• _REQUIRED ACTIONS_:
a) In the business planning text, rewrite the paragraph beginning "Cash always remains king" as a short bulleted list that keeps its main facts.
b) Carry the business planning text further, picking up after its final sentence.

It’s impossible to overstate the importance of planning ahead, as difficult as that may seem at the moment. Historic performance metrics are unlikely to have the same impact or relevance, especially when the overall operating environment remains fluid. To stay prepared, management teams should look at whether their current reporting and key performance indicators (KPIs) remain useful, or ask if new KPIs are needed.
Cash always remains king but longer term forecasting can be very unpredictable at present, so a 13-week cashflow is a tool that can help management teams to manage cash, predict short term issues, and build a cash runway. Cash flows need to be living documents and a cash culture should be created within businesses so all employees understand how their own role influences cash and working capital.
For some family firms, which have been operating successfully in much the same way for a long time, this may feel like a huge shift, but it is important to invite and foster different skillsets into a management team – with an emphasis on strategic financial management for the months ahead.
Businesses will also need to encourage more proactivity and curiosity when it comes to sourcing new revenue streams – creativity will be key The demand will still be there – but how do you mobilise your business to tap into it? Some may take to digitisation and find they have discovered a way to streamline their expenditure, but others may find that digitisation simply doesn’t work due to the nature of their business and will have to branch out in new and perhaps unexpected ways.

• _A run of records_:
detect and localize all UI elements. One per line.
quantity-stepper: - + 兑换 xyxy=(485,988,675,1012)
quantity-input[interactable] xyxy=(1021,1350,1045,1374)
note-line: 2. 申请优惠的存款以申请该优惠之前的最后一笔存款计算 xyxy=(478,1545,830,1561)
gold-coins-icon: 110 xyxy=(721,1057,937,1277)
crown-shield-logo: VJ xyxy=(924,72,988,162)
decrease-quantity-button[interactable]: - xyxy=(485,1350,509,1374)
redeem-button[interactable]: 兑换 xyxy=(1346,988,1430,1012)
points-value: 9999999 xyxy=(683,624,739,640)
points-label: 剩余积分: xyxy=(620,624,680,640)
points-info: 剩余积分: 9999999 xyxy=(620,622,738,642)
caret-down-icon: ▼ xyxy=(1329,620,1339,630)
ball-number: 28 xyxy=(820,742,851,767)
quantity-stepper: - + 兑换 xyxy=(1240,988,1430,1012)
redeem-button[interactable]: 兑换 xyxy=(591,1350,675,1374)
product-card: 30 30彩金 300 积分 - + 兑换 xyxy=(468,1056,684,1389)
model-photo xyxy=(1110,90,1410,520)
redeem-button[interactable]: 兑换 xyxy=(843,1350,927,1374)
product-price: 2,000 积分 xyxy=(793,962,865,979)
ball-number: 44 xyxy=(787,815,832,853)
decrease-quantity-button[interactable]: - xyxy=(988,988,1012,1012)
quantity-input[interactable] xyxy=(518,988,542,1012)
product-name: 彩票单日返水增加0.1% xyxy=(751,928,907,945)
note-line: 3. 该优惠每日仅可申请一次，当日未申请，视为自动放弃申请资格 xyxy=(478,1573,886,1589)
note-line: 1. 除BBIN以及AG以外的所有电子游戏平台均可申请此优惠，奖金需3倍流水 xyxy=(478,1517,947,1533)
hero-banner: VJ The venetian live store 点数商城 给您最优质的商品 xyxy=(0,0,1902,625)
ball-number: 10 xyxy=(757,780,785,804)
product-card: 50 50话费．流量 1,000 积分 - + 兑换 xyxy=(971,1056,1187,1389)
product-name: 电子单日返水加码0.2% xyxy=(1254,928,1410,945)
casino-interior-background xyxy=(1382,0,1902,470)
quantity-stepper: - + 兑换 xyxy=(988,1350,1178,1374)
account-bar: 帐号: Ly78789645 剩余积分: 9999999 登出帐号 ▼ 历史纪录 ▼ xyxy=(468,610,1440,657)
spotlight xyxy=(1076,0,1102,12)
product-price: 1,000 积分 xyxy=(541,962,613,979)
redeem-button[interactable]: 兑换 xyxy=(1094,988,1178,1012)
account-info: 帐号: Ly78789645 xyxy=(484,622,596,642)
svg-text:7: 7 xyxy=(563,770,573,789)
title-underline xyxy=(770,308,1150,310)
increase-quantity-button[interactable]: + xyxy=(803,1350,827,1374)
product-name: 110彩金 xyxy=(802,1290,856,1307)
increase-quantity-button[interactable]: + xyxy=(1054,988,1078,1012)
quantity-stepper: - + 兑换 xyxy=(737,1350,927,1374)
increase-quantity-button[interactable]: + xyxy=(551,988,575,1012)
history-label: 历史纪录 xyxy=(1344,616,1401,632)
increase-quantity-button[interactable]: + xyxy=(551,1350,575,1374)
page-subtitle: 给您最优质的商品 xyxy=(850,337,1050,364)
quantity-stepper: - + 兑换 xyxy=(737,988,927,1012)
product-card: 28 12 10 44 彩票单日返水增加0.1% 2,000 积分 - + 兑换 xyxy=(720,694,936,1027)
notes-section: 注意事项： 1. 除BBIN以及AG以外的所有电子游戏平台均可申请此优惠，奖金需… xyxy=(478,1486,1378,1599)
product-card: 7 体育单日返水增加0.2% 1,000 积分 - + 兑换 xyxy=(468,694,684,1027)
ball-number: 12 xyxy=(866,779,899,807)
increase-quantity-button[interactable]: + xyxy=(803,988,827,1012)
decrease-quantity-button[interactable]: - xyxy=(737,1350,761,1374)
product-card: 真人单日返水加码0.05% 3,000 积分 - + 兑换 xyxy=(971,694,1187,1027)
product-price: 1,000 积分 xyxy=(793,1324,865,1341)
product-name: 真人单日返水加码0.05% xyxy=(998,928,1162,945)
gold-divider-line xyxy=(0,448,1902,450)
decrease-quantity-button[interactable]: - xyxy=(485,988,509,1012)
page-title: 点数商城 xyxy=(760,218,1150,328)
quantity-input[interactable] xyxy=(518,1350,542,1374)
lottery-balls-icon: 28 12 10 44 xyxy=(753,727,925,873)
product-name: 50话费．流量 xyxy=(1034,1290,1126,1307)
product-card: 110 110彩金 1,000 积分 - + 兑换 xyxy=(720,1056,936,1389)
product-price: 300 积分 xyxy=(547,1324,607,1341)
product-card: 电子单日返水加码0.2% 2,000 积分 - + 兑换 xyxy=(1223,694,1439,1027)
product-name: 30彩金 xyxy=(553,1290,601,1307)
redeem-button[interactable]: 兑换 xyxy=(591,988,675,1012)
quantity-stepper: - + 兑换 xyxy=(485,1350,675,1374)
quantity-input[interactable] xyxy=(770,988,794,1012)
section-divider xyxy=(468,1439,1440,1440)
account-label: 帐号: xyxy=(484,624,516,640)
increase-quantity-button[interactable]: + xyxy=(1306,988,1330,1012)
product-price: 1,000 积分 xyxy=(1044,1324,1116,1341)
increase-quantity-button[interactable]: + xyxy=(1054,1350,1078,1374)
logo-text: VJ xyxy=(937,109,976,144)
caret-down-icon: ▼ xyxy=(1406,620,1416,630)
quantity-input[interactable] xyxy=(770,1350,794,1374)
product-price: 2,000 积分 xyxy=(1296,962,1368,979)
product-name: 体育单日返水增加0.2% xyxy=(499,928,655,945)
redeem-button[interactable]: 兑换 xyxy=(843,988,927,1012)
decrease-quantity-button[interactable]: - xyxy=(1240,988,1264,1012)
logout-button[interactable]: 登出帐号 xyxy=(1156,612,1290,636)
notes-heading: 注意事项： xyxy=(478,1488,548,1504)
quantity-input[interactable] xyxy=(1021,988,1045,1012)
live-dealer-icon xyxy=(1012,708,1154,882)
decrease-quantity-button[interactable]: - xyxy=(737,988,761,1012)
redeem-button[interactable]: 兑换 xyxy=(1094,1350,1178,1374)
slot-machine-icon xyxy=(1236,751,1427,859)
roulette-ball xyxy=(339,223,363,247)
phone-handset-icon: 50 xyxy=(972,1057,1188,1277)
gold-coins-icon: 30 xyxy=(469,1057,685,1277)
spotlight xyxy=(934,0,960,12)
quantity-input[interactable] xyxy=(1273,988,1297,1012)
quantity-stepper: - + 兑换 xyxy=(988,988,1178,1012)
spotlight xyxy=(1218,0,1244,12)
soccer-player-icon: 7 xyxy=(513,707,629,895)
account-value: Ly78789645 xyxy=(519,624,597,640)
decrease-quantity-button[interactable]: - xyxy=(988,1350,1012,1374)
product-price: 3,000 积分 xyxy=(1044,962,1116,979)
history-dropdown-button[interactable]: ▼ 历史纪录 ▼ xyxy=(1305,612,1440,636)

* * *

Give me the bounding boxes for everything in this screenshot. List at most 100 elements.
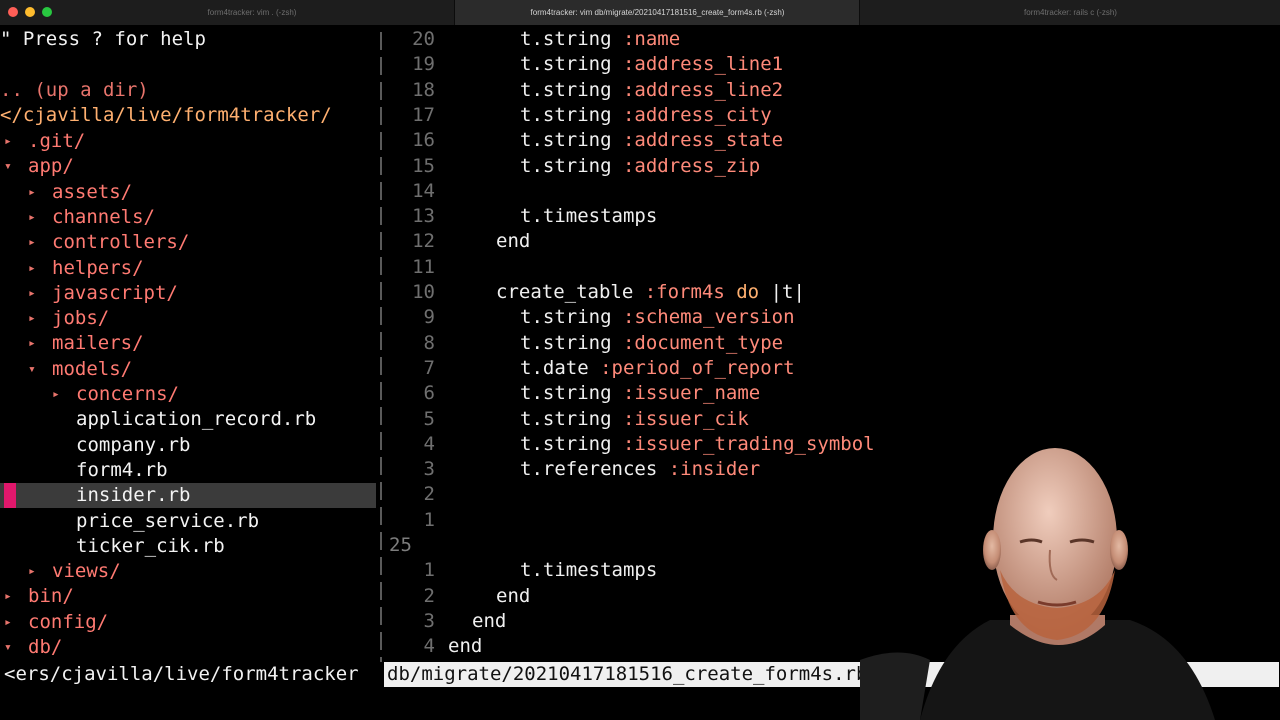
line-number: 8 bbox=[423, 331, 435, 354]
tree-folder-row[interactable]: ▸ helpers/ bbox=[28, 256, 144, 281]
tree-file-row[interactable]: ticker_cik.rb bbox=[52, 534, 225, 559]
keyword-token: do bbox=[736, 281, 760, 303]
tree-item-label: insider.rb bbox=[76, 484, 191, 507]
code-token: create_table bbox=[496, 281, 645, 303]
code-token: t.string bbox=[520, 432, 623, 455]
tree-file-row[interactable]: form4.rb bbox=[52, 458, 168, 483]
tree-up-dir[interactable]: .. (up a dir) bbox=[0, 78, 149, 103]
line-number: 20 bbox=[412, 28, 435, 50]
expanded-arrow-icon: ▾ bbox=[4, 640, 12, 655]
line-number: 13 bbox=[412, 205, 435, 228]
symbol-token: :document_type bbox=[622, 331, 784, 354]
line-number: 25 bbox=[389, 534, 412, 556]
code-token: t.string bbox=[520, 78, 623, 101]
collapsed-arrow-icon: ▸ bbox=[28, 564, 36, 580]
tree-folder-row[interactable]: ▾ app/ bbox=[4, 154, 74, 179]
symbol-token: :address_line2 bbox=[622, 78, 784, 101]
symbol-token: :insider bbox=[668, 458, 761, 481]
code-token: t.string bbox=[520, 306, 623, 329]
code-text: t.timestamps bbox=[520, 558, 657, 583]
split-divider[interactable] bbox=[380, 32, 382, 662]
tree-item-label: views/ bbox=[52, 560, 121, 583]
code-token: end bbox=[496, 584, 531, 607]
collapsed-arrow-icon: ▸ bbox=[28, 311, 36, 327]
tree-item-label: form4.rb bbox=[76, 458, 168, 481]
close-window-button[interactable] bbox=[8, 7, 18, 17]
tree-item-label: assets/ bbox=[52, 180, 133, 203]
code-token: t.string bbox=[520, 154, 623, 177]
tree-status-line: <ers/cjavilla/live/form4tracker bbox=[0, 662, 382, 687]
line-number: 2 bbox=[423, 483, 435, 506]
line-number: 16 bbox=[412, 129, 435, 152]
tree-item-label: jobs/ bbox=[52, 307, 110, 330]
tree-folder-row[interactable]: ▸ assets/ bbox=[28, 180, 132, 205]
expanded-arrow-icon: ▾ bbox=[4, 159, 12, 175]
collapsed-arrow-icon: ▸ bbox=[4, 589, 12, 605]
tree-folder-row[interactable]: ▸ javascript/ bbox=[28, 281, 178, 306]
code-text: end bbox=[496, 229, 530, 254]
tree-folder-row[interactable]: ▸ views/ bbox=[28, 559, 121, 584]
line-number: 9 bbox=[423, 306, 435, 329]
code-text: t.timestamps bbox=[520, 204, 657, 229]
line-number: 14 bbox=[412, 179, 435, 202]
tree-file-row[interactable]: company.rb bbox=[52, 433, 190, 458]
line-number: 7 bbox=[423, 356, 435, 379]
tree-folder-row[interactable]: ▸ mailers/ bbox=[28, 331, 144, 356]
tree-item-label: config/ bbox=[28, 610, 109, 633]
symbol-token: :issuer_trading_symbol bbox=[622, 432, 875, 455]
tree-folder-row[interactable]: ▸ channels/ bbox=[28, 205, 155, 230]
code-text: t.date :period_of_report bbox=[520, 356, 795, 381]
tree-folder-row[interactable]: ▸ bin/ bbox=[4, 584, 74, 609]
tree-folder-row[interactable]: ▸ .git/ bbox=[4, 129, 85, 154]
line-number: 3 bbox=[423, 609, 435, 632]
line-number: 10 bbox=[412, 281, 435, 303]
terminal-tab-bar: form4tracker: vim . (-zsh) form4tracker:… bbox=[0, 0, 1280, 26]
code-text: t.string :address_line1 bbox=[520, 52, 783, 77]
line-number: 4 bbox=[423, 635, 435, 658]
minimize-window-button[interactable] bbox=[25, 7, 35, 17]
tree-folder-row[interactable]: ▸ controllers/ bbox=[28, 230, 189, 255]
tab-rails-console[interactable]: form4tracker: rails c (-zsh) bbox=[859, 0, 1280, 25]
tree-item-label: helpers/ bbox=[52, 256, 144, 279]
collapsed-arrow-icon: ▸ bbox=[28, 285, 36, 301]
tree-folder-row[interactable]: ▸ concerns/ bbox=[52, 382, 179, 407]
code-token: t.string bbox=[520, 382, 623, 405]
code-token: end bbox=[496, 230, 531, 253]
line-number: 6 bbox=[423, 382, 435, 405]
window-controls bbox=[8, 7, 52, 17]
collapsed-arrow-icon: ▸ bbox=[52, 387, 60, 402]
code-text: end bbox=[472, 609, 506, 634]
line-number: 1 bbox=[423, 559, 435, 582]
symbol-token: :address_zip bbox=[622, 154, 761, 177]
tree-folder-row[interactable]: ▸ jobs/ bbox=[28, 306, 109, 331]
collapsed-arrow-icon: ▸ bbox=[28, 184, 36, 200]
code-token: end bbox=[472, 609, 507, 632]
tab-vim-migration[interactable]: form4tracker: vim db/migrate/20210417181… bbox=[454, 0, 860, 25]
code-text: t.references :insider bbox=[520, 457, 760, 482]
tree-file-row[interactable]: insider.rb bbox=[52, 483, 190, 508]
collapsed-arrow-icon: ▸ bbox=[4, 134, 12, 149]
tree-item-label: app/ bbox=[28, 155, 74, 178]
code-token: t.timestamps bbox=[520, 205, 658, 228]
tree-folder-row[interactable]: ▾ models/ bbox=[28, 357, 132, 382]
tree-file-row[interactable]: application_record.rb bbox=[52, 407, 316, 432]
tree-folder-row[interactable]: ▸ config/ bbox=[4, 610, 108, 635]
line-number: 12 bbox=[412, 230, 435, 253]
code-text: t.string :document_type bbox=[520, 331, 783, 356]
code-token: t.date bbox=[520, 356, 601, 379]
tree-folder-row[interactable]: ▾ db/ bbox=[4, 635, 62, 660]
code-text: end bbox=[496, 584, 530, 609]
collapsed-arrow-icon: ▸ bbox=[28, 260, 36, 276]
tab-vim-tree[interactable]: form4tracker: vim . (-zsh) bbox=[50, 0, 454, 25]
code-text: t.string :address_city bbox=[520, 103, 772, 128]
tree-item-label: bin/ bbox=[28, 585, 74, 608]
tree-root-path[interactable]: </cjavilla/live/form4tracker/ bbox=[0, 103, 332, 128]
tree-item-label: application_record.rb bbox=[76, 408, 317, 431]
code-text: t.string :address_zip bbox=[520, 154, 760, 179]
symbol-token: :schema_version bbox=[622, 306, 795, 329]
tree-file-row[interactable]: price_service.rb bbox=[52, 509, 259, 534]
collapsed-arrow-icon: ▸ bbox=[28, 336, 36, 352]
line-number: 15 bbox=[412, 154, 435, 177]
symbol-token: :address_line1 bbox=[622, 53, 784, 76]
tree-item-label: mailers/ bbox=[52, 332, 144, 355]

• _THE ANSWERS_:
a)
- Cash remains king, but longer-term forecasting is currently very unpredictable.
- A 13-week cashflow helps management teams manage cash, predict short-term issues and build a cash runway.
- Cash flows should be living documents.
- Businesses should build a cash culture so all employees understand how their role influences cash and working capital.

b)
It’s also important to remember that despite the economy emerging from lockdown, businesses are not out of the woods yet. Pressure points will arise from end of Q3 2020 with rents becoming payable for the September rent quarter and landlords being able to take action for arrears, VAT repayments and the ability to progress winding up proceedings recommencing and furlough support ending. In Q2 2021, VAT deferred in the period to June 20 has to be repaid and in 12 months’ time, those businesses that have taken out Bounce Back or CBILS loans will also need to start repaying capital and interest. These factors may contribute to a series of ‘spikes and dips’ in the economy and pressure points for businesses over the months ahead. Be vigilant as whilst they may not affect your business, they still may cause issues if they impact your suppliers or customers.
It goes without saying that the provisions of the Act are well intended and as restructuring experts we will put it into practice to help protect viable businesses, but we must also remember that we are in an unprecedented situation that affects every sector of the economy. For a rescue to be successful it is not only the right legislation that is needed, but the right circumstances, the right business, a strong management team and sometimes a bit of luck!
At times like these we need people to pull together and support each other in order for businesses to be given the time to recover and return to growth, which is fundamental to the long-term success of the UK economy.
Allan Kelly is a Partner in our Restructuring Advisory team and specialises in corporate advisory including contingency planning and options reviews. If you are interested in discussing the Corporate Insolvency and Governance Act in more detail please contact Allan on email@example.com.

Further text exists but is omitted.